═════ TASK DATA
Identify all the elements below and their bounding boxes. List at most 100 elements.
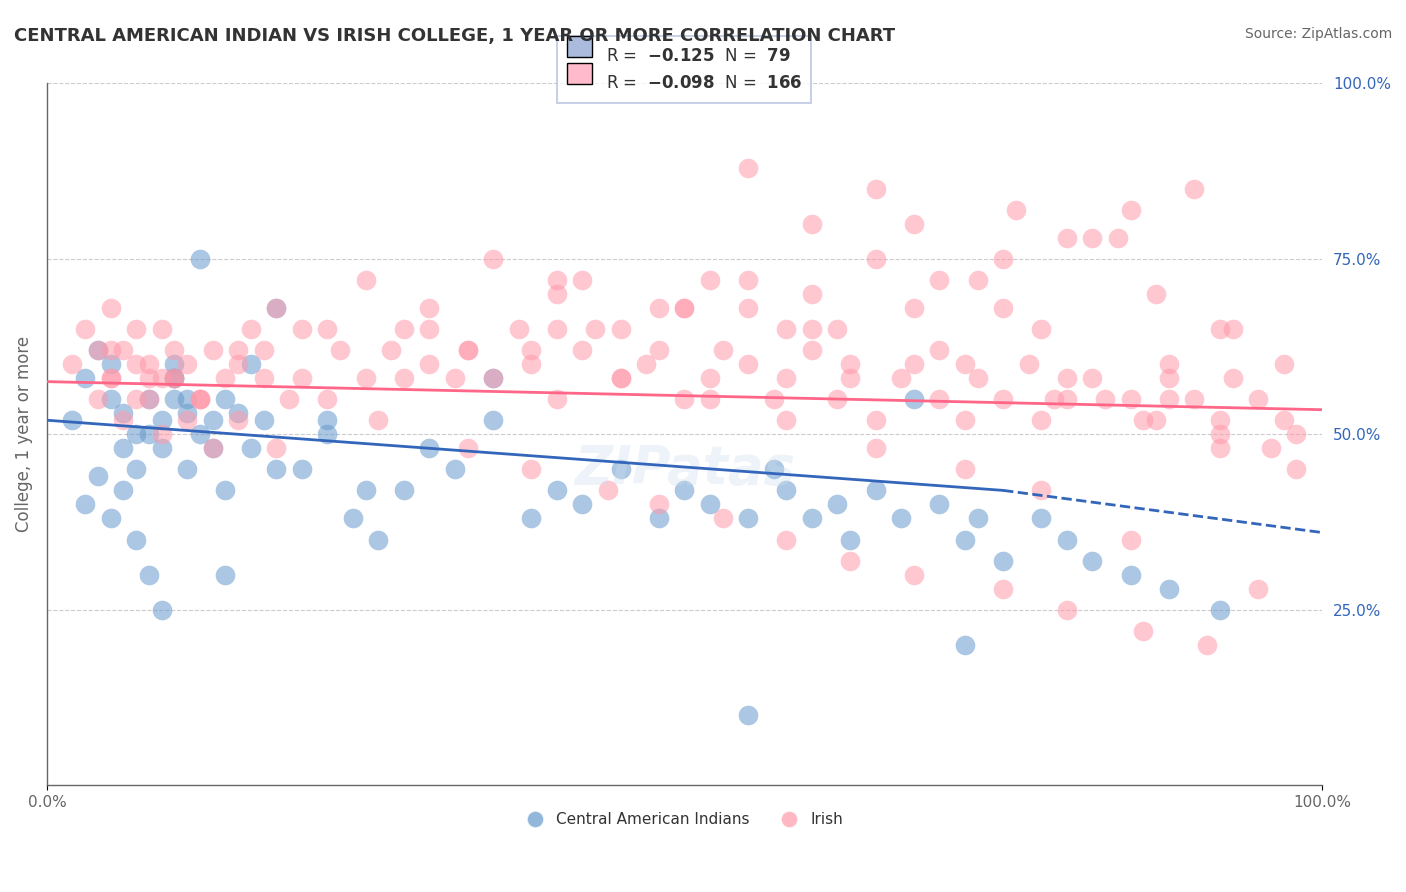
Point	[903, 357, 925, 371]
Point	[865, 483, 887, 498]
Point	[546, 483, 568, 498]
Point	[648, 343, 671, 357]
Point	[278, 392, 301, 407]
Point	[1209, 413, 1232, 427]
Point	[775, 413, 797, 427]
Point	[609, 322, 631, 336]
Point	[827, 392, 849, 407]
Point	[150, 413, 173, 427]
Point	[214, 371, 236, 385]
Point	[1222, 322, 1244, 336]
Point	[176, 462, 198, 476]
Point	[125, 533, 148, 547]
Point	[316, 427, 339, 442]
Point	[596, 483, 619, 498]
Point	[354, 371, 377, 385]
Point	[775, 322, 797, 336]
Point	[291, 322, 314, 336]
Point	[188, 252, 211, 266]
Point	[112, 483, 135, 498]
Point	[1272, 357, 1295, 371]
Point	[673, 483, 696, 498]
Point	[839, 357, 862, 371]
Point	[138, 357, 160, 371]
Point	[214, 483, 236, 498]
Point	[1285, 462, 1308, 476]
Point	[546, 273, 568, 287]
Point	[1056, 231, 1078, 245]
Point	[648, 511, 671, 525]
Point	[609, 462, 631, 476]
Text: Source: ZipAtlas.com: Source: ZipAtlas.com	[1244, 27, 1392, 41]
Point	[520, 343, 543, 357]
Point	[100, 511, 122, 525]
Point	[418, 301, 440, 315]
Point	[737, 357, 759, 371]
Point	[890, 511, 912, 525]
Point	[163, 371, 186, 385]
Point	[966, 511, 988, 525]
Point	[1144, 413, 1167, 427]
Point	[138, 567, 160, 582]
Point	[354, 273, 377, 287]
Point	[1209, 322, 1232, 336]
Point	[673, 301, 696, 315]
Point	[737, 301, 759, 315]
Point	[636, 357, 658, 371]
Point	[699, 371, 721, 385]
Point	[711, 511, 734, 525]
Point	[253, 371, 276, 385]
Point	[100, 371, 122, 385]
Point	[418, 442, 440, 456]
Point	[520, 511, 543, 525]
Point	[1056, 602, 1078, 616]
Point	[87, 343, 110, 357]
Point	[1056, 392, 1078, 407]
Point	[928, 498, 950, 512]
Point	[1247, 392, 1270, 407]
Legend: Central American Indians, Irish: Central American Indians, Irish	[519, 806, 849, 834]
Point	[737, 161, 759, 175]
Point	[291, 462, 314, 476]
Point	[226, 357, 249, 371]
Point	[316, 413, 339, 427]
Point	[890, 371, 912, 385]
Point	[226, 413, 249, 427]
Point	[648, 301, 671, 315]
Point	[1018, 357, 1040, 371]
Point	[1081, 231, 1104, 245]
Point	[1157, 582, 1180, 596]
Point	[775, 483, 797, 498]
Point	[546, 287, 568, 301]
Point	[508, 322, 530, 336]
Point	[482, 371, 505, 385]
Point	[648, 498, 671, 512]
Point	[991, 392, 1014, 407]
Point	[953, 413, 976, 427]
Point	[482, 413, 505, 427]
Point	[827, 498, 849, 512]
Point	[418, 322, 440, 336]
Point	[1182, 392, 1205, 407]
Point	[87, 343, 110, 357]
Point	[827, 322, 849, 336]
Point	[87, 469, 110, 483]
Point	[1081, 553, 1104, 567]
Point	[201, 343, 224, 357]
Point	[150, 602, 173, 616]
Point	[865, 182, 887, 196]
Point	[1272, 413, 1295, 427]
Point	[239, 322, 262, 336]
Point	[266, 442, 288, 456]
Point	[100, 357, 122, 371]
Point	[112, 413, 135, 427]
Point	[125, 392, 148, 407]
Point	[1119, 567, 1142, 582]
Point	[266, 462, 288, 476]
Point	[1209, 442, 1232, 456]
Point	[953, 533, 976, 547]
Point	[800, 287, 823, 301]
Point	[75, 498, 97, 512]
Point	[163, 371, 186, 385]
Point	[800, 217, 823, 231]
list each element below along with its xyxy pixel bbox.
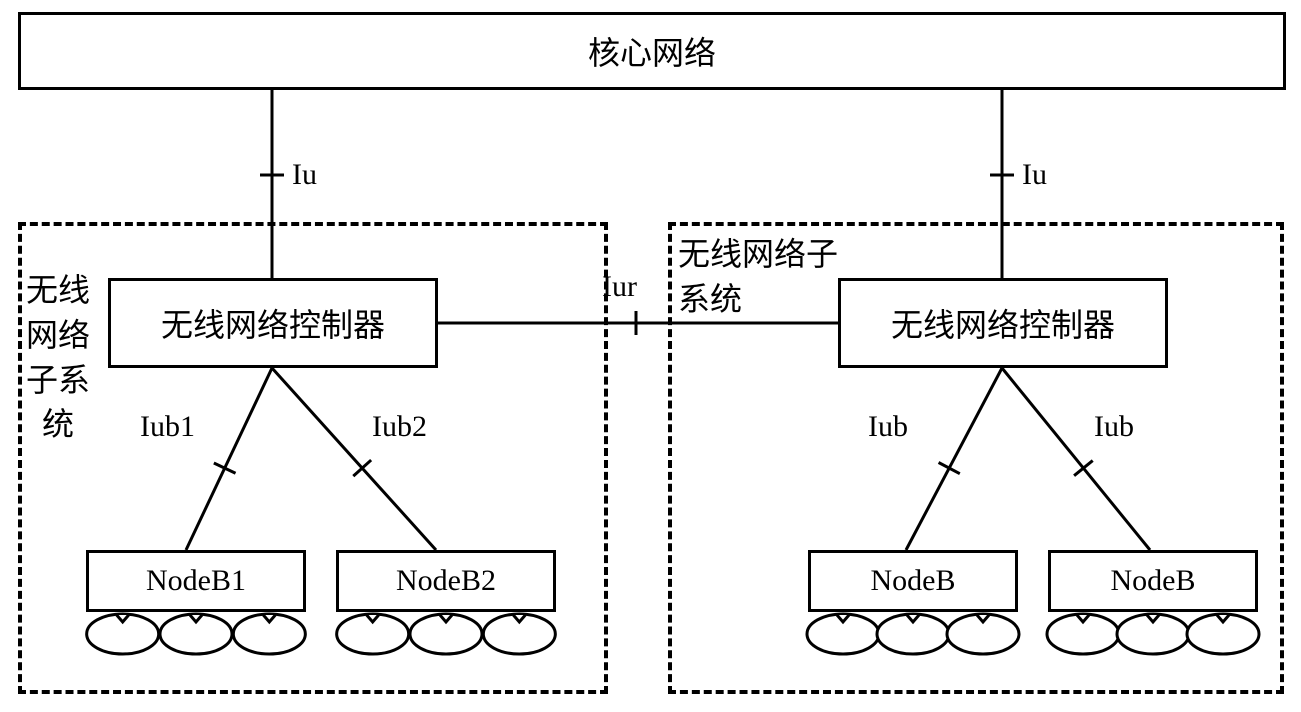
══════════
■ GIVEN INSTRUCTION
Copy every line of the rows above word for word, leaving out the pictures.

■ SOLUTION TO THE PROBLEM
Identify all the elements below and their bounding boxes. List at most 100 elements.
Point	[903, 357, 925, 371]
Point	[865, 483, 887, 498]
Point	[546, 483, 568, 498]
Point	[648, 343, 671, 357]
Point	[278, 392, 301, 407]
Point	[1209, 413, 1232, 427]
Point	[775, 413, 797, 427]
Point	[609, 322, 631, 336]
Point	[827, 392, 849, 407]
Point	[150, 413, 173, 427]
Point	[214, 371, 236, 385]
Point	[1222, 322, 1244, 336]
Point	[176, 462, 198, 476]
Point	[125, 533, 148, 547]
Point	[316, 427, 339, 442]
Point	[596, 483, 619, 498]
Point	[354, 371, 377, 385]
Point	[775, 322, 797, 336]
Point	[291, 322, 314, 336]
Point	[188, 252, 211, 266]
Point	[112, 483, 135, 498]
Point	[1272, 357, 1295, 371]
Point	[673, 483, 696, 498]
Point	[839, 357, 862, 371]
Point	[138, 357, 160, 371]
Point	[214, 483, 236, 498]
Point	[1285, 462, 1308, 476]
Point	[546, 273, 568, 287]
Point	[1056, 231, 1078, 245]
Point	[648, 511, 671, 525]
Point	[609, 462, 631, 476]
Text: Source: ZipAtlas.com: Source: ZipAtlas.com	[1244, 27, 1392, 41]
Point	[520, 343, 543, 357]
Point	[100, 511, 122, 525]
Point	[418, 301, 440, 315]
Point	[737, 357, 759, 371]
Point	[890, 511, 912, 525]
Point	[163, 371, 186, 385]
Point	[966, 511, 988, 525]
Point	[1144, 413, 1167, 427]
Point	[138, 567, 160, 582]
Point	[354, 273, 377, 287]
Point	[1209, 322, 1232, 336]
Point	[673, 301, 696, 315]
Point	[737, 301, 759, 315]
Point	[636, 357, 658, 371]
Point	[699, 371, 721, 385]
Point	[711, 511, 734, 525]
Point	[253, 371, 276, 385]
Point	[100, 371, 122, 385]
Point	[418, 442, 440, 456]
Point	[520, 511, 543, 525]
Point	[1056, 602, 1078, 616]
Point	[87, 343, 110, 357]
Point	[1056, 392, 1078, 407]
Point	[928, 498, 950, 512]
Point	[1247, 392, 1270, 407]
Legend: Central American Indians, Irish: Central American Indians, Irish	[519, 806, 849, 834]
Point	[737, 161, 759, 175]
Point	[291, 462, 314, 476]
Point	[226, 357, 249, 371]
Point	[316, 413, 339, 427]
Point	[890, 371, 912, 385]
Point	[226, 413, 249, 427]
Point	[648, 301, 671, 315]
Point	[1018, 357, 1040, 371]
Point	[1081, 231, 1104, 245]
Point	[1157, 582, 1180, 596]
Point	[775, 483, 797, 498]
Point	[546, 287, 568, 301]
Point	[508, 322, 530, 336]
Point	[482, 371, 505, 385]
Point	[648, 498, 671, 512]
Point	[991, 392, 1014, 407]
Point	[953, 413, 976, 427]
Point	[482, 413, 505, 427]
Point	[827, 498, 849, 512]
Point	[418, 322, 440, 336]
Point	[1182, 392, 1205, 407]
Point	[87, 343, 110, 357]
Point	[827, 322, 849, 336]
Point	[87, 469, 110, 483]
Point	[1081, 553, 1104, 567]
Point	[201, 343, 224, 357]
Point	[150, 602, 173, 616]
Point	[865, 182, 887, 196]
Point	[1272, 413, 1295, 427]
Point	[239, 322, 262, 336]
Point	[266, 442, 288, 456]
Point	[100, 357, 122, 371]
Point	[112, 413, 135, 427]
Point	[125, 392, 148, 407]
Point	[1119, 567, 1142, 582]
Point	[266, 462, 288, 476]
Point	[1209, 442, 1232, 456]
Point	[953, 533, 976, 547]
Point	[800, 287, 823, 301]
Point	[75, 498, 97, 512]
Point	[163, 371, 186, 385]
Point	[800, 217, 823, 231]
list each element below along with its xyxy pixel bbox.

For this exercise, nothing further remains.